* [Work to do]: Write out every line of the records below as a JSON list of strings, with one string per line and blank lines left out.

──────── Dataset extract

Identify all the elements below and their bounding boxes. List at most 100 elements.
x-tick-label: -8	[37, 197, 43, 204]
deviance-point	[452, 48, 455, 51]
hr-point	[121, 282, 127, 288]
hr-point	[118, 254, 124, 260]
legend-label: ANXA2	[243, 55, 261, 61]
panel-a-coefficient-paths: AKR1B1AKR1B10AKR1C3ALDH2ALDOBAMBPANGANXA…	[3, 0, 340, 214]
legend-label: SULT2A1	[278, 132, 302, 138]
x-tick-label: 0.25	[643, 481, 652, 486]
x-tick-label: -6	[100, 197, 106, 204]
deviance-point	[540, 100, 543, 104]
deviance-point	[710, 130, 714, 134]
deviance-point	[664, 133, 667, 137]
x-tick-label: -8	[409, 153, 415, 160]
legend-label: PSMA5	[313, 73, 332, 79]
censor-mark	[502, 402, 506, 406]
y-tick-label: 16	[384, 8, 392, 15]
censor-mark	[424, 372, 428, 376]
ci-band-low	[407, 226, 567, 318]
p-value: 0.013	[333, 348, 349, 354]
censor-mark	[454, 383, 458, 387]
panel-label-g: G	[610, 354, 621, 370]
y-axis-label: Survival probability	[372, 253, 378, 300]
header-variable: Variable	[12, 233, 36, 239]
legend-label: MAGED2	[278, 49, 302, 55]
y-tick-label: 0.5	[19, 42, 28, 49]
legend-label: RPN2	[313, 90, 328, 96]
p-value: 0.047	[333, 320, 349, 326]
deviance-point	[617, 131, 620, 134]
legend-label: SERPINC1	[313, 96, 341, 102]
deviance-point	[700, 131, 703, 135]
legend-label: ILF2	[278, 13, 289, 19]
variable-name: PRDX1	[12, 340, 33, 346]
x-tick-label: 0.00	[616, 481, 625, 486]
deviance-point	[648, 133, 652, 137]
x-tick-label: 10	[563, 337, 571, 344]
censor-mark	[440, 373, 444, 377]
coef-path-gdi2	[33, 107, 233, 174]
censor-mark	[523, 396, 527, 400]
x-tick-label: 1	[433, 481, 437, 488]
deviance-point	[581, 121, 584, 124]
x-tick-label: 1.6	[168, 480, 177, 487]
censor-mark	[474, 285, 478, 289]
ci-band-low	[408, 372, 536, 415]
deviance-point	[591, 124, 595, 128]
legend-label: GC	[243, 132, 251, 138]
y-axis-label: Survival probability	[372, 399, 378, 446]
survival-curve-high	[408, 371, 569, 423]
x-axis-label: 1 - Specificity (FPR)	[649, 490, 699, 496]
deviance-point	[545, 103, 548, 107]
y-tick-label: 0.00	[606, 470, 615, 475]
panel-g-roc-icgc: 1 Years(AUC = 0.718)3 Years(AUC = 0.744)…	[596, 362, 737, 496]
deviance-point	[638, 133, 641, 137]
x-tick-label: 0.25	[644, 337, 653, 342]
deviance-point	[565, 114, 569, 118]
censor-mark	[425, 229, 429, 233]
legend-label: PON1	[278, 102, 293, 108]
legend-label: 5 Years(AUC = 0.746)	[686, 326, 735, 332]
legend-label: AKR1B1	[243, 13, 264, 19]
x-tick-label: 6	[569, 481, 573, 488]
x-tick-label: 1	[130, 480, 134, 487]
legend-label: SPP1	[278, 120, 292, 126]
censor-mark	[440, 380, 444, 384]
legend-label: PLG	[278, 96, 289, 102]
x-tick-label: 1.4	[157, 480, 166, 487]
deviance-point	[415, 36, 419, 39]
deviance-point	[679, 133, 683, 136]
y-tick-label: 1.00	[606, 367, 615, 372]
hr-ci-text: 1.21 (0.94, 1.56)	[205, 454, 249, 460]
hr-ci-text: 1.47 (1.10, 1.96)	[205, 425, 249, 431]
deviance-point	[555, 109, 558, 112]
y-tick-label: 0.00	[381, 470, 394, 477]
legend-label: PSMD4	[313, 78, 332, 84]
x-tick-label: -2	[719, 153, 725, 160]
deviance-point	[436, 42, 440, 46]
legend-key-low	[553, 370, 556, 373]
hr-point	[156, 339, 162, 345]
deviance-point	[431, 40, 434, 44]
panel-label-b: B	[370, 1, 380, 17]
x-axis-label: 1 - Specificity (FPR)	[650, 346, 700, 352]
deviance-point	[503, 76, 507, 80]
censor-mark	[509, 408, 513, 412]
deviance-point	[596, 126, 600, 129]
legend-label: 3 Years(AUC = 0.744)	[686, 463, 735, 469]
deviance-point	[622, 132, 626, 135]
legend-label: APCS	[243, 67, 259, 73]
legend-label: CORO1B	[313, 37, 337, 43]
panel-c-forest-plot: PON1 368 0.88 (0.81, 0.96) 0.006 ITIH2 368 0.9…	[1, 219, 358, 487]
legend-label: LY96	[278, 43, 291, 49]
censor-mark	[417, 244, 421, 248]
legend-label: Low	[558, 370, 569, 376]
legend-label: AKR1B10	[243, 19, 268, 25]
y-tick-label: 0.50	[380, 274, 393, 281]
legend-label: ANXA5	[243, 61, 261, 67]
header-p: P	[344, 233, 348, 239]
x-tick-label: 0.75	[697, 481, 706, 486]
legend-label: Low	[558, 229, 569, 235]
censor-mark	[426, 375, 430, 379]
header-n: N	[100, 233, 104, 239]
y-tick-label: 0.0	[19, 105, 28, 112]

────────────────

* [Exercise solution]:
[
  "Identify all the elements below and their bounding boxes. List at most 100 elements.",
  "x-tick-label: -8\t[37, 197, 43, 204]",
  "deviance-point\t[452, 48, 455, 51]",
  "hr-point\t[121, 282, 127, 288]",
  "hr-point\t[118, 254, 124, 260]",
  "legend-label: ANXA2\t[243, 55, 261, 61]",
  "panel-a-coefficient-paths: AKR1B1AKR1B10AKR1C3ALDH2ALDOBAMBPANGANXA…\t[3, 0, 340, 214]",
  "legend-label: SULT2A1\t[278, 132, 302, 138]",
  "x-tick-label: 0.25\t[643, 481, 652, 486]",
  "x-tick-label: -6\t[100, 197, 106, 204]",
  "deviance-point\t[540, 100, 543, 104]",
  "deviance-point\t[710, 130, 714, 134]",
  "deviance-point\t[664, 133, 667, 137]",
  "x-tick-label: -8\t[409, 153, 415, 160]",
  "legend-label: PSMA5\t[313, 73, 332, 79]",
  "censor-mark\t[502, 402, 506, 406]",
  "y-tick-label: 16\t[384, 8, 392, 15]",
  "censor-mark\t[424, 372, 428, 376]",
  "ci-band-low\t[407, 226, 567, 318]",
  "p-value: 0.013\t[333, 348, 349, 354]",
  "censor-mark\t[454, 383, 458, 387]",
  "panel-label-g: G\t[610, 354, 621, 370]",
  "y-axis-label: Survival probability\t[372, 253, 378, 300]",
  "header-variable: Variable\t[12, 233, 36, 239]",
  "legend-label: MAGED2\t[278, 49, 302, 55]",
  "y-tick-label: 0.5\t[19, 42, 28, 49]",
  "legend-label: RPN2\t[313, 90, 328, 96]",
  "p-value: 0.047\t[333, 320, 349, 326]",
  "deviance-point\t[617, 131, 620, 134]",
  "legend-label: SERPINC1\t[313, 96, 341, 102]",
  "deviance-point\t[700, 131, 703, 135]",
  "legend-label: ILF2\t[278, 13, 289, 19]",
  "variable-name: PRDX1\t[12, 340, 33, 346]",
  "x-tick-label: 0.00\t[616, 481, 625, 486]",
  "deviance-point\t[648, 133, 652, 137]",
  "x-tick-label: 10\t[563, 337, 571, 344]",
  "censor-mark\t[440, 373, 444, 377]",
  "coef-path-gdi2\t[33, 107, 233, 174]",
  "censor-mark\t[523, 396, 527, 400]",
  "x-tick-label: 1\t[433, 481, 437, 488]",
  "deviance-point\t[581, 121, 584, 124]",
  "x-tick-label: 1.6\t[168, 480, 177, 487]",
  "censor-mark\t[474, 285, 478, 289]",
  "ci-band-low\t[408, 372, 536, 415]",
  "deviance-point\t[591, 124, 595, 128]",
  "legend-label: GC\t[243, 132, 251, 138]",
  "y-axis-label: Survival probability\t[372, 399, 378, 446]",
  "survival-curve-high\t[408, 371, 569, 423]",
  "x-axis-label: 1 - Specificity (FPR)\t[649, 490, 699, 496]",
  "deviance-point\t[545, 103, 548, 107]",
  "y-tick-label: 0.00\t[606, 470, 615, 475]",
  "panel-g-roc-icgc: 1 Years(AUC = 0.718)3 Years(AUC = 0.744)…\t[596, 362, 737, 496]",
  "deviance-point\t[638, 133, 641, 137]",
  "x-tick-label: 0.25\t[644, 337, 653, 342]",
  "deviance-point\t[565, 114, 569, 118]",
  "censor-mark\t[425, 229, 429, 233]",
  "legend-label: PON1\t[278, 102, 293, 108]",
  "legend-label: 5 Years(AUC = 0.746)\t[686, 326, 735, 332]",
  "legend-label: AKR1B1\t[243, 13, 264, 19]",
  "x-tick-label: 6\t[569, 481, 573, 488]",
  "x-tick-label: 1\t[130, 480, 134, 487]",
  "legend-label: SPP1\t[278, 120, 292, 126]",
  "censor-mark\t[440, 380, 444, 384]",
  "legend-label: PLG\t[278, 96, 289, 102]",
  "x-tick-label: 1.4\t[157, 480, 166, 487]",
  "deviance-point\t[415, 36, 419, 39]",
  "deviance-point\t[679, 133, 683, 136]",
  "y-tick-label: 1.00\t[606, 367, 615, 372]",
  "hr-ci-text: 1.21 (0.94, 1.56)\t[205, 454, 249, 460]",
  "hr-ci-text: 1.47 (1.10, 1.96)\t[205, 425, 249, 431]",
  "deviance-point\t[555, 109, 558, 112]",
  "y-tick-label: 0.00\t[381, 470, 394, 477]",
  "legend-label: PSMD4\t[313, 78, 332, 84]",
  "x-tick-label: -2\t[719, 153, 725, 160]",
  "deviance-point\t[436, 42, 440, 46]",
  "legend-key-low\t[553, 370, 556, 373]",
  "hr-point\t[156, 339, 162, 345]",
  "deviance-point\t[431, 40, 434, 44]",
  "panel-label-b: B\t[370, 1, 380, 17]",
  "x-axis-label: 1 - Specificity (FPR)\t[650, 346, 700, 352]",
  "deviance-point\t[503, 76, 507, 80]",
  "censor-mark\t[509, 408, 513, 412]",
  "deviance-point\t[596, 126, 600, 129]",
  "legend-label: 3 Years(AUC = 0.744)\t[686, 463, 735, 469]",
  "deviance-point\t[622, 132, 626, 135]",
  "legend-label: APCS\t[243, 67, 259, 73]",
  "legend-label: CORO1B\t[313, 37, 337, 43]",
  "panel-c-forest-plot: PON1 368 0.88 (0.81, 0.96) 0.006 ITIH2 368 0.9…\t[1, 219, 358, 487]",
  "legend-label: LY96\t[278, 43, 291, 49]",
  "censor-mark\t[417, 244, 421, 248]",
  "legend-label: Low\t[558, 370, 569, 376]",
  "legend-label: AKR1B10\t[243, 19, 268, 25]",
  "y-tick-label: 0.50\t[380, 274, 393, 281]",
  "legend-label: ANXA5\t[243, 61, 261, 67]",
  "header-p: P\t[344, 233, 348, 239]",
  "x-tick-label: 0.75\t[697, 481, 706, 486]",
  "legend-label: Low\t[558, 229, 569, 235]",
  "censor-mark\t[426, 375, 430, 379]",
  "header-n: N\t[100, 233, 104, 239]",
  "y-tick-label: 0.0\t[19, 105, 28, 112]"
]